■ **Exercise materials**
○ ○ ○
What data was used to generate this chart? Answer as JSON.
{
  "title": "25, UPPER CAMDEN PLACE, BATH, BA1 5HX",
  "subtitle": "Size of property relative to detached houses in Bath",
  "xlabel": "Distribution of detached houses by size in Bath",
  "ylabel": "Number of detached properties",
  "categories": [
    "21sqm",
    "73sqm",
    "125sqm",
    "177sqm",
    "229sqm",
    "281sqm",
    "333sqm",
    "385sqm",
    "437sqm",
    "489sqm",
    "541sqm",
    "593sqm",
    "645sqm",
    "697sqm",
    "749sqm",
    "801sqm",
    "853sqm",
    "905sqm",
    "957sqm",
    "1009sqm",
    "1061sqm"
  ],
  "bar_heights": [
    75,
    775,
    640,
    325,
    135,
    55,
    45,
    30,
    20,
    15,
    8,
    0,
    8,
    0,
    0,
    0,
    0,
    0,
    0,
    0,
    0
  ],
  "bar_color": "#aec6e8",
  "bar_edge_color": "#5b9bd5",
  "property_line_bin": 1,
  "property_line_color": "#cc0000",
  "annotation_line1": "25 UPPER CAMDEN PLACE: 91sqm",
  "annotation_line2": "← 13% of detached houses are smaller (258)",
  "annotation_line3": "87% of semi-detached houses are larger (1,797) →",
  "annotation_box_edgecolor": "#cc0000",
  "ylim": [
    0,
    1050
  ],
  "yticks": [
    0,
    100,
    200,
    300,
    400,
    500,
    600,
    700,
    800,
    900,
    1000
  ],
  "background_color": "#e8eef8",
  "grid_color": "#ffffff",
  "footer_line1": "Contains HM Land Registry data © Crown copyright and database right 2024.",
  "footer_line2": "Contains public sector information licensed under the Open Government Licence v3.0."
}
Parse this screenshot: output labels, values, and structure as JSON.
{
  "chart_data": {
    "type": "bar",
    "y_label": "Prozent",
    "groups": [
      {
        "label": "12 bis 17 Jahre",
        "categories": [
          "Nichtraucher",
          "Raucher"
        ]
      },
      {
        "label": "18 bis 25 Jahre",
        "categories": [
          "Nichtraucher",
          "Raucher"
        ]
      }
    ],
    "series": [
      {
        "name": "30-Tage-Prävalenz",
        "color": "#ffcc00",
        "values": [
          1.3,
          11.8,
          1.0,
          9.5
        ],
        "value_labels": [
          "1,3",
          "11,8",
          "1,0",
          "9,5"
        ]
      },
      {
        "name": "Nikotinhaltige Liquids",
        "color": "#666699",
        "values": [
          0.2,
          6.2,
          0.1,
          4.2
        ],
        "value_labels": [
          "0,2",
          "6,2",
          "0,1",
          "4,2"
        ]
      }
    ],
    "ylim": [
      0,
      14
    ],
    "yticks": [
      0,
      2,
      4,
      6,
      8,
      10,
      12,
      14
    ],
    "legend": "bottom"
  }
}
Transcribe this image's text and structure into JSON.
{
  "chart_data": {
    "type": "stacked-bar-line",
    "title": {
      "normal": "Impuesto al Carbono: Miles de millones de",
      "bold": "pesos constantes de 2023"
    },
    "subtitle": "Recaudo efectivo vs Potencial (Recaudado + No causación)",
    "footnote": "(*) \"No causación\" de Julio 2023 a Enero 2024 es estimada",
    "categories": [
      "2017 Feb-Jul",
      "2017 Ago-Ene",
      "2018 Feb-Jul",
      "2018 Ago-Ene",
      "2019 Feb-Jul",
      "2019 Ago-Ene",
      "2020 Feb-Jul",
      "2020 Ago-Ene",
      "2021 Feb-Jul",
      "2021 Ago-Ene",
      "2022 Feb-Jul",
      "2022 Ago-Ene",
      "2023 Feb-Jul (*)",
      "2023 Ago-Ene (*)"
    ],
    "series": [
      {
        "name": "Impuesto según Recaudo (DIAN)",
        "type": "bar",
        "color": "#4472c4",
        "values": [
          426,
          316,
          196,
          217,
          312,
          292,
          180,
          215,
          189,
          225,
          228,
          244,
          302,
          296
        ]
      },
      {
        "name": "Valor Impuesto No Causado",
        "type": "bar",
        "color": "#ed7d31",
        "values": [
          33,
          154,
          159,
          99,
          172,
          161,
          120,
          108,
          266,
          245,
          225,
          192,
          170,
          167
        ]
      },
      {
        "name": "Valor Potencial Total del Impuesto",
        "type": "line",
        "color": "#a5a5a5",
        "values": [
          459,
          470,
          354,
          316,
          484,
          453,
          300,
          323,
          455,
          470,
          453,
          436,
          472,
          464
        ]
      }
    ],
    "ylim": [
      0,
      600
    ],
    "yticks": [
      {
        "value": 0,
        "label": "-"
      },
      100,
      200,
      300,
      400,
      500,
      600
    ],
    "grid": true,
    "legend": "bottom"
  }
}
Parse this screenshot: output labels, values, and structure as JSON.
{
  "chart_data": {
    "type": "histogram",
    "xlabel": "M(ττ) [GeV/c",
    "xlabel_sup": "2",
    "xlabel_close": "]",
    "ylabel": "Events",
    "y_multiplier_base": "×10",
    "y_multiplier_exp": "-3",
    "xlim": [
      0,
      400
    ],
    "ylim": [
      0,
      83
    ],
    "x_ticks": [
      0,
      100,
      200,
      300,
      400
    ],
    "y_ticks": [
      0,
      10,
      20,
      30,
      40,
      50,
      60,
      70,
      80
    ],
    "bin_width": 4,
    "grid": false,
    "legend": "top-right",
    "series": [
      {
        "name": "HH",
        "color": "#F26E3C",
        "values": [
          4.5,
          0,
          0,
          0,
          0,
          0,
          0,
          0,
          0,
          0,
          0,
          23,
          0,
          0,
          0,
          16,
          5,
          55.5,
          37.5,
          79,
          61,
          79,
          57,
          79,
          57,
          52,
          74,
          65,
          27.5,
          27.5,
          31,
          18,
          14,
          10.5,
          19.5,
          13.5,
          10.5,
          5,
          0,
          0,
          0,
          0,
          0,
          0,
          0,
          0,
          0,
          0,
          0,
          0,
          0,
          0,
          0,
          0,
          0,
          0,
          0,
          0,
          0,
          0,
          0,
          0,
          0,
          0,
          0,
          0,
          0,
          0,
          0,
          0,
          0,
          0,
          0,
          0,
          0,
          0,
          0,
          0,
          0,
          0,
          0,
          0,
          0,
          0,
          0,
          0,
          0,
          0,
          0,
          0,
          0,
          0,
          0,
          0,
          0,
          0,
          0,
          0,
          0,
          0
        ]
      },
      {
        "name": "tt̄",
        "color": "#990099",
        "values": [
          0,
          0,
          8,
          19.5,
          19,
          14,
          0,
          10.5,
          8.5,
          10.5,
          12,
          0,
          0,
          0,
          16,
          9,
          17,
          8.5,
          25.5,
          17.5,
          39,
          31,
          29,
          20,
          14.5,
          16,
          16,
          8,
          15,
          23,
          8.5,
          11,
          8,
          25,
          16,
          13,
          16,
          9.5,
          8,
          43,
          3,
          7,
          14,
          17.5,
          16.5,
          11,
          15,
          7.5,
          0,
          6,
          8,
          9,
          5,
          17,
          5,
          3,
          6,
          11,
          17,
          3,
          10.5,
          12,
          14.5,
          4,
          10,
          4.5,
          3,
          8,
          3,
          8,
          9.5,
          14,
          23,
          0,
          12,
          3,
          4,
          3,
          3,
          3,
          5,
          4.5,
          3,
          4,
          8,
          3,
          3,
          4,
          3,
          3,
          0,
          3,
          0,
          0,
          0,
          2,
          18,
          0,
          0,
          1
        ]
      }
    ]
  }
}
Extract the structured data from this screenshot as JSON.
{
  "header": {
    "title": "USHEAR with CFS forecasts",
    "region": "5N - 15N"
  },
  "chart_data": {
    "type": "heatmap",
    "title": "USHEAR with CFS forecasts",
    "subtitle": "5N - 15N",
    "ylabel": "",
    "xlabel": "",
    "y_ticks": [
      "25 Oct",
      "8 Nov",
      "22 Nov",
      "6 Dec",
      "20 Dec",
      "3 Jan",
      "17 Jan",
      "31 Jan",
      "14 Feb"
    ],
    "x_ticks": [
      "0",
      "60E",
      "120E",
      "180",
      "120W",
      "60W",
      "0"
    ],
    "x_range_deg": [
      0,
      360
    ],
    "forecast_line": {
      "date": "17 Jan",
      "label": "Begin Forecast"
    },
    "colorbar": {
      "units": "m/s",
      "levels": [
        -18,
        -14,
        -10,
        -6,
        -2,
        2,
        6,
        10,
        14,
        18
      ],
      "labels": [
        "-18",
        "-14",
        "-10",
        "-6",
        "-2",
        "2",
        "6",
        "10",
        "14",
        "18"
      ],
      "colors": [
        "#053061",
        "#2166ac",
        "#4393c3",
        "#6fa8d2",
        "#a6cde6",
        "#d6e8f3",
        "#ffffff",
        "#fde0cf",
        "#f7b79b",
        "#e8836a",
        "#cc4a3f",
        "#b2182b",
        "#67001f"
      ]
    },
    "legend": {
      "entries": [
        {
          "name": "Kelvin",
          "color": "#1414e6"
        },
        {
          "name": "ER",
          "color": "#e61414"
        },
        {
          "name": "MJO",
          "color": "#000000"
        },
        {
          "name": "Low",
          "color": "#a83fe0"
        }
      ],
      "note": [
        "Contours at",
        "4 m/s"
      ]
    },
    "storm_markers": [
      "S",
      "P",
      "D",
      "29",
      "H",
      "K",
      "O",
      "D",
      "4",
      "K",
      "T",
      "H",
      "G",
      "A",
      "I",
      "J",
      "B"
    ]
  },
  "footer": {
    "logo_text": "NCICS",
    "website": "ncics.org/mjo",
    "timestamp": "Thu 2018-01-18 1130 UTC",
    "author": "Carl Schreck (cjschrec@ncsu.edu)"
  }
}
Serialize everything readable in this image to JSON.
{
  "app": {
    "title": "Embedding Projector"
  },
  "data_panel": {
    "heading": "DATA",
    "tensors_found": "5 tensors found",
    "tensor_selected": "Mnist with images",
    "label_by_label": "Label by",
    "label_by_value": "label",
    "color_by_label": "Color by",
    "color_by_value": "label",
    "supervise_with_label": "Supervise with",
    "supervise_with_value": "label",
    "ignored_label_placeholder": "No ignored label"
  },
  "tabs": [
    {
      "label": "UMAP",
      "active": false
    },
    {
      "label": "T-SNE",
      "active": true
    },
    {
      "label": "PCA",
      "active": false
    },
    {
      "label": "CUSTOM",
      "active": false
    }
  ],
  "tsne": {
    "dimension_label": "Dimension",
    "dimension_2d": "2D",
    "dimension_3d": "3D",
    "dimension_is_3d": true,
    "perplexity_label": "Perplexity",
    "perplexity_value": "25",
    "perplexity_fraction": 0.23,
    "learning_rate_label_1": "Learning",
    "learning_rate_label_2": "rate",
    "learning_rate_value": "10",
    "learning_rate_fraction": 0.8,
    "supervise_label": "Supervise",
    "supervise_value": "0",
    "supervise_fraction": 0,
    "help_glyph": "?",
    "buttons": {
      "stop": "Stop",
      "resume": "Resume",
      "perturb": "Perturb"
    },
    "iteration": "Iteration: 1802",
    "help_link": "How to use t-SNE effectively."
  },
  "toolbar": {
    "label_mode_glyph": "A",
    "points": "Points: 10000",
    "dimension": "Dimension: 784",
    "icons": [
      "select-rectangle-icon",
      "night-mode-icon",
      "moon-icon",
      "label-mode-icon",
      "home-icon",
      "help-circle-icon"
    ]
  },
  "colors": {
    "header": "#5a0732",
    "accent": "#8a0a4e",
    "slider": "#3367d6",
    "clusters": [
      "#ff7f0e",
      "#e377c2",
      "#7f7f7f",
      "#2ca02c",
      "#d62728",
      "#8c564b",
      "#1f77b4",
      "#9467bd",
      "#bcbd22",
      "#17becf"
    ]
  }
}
○ ○ ○
■ **What you have to do**
Pick out all lines containing the string "Potencial".

■ **Answer to the problem**
    "subtitle": "Recaudo efectivo vs Potencial (Recaudado + No causación)",
        "name": "Valor Potencial Total del Impuesto",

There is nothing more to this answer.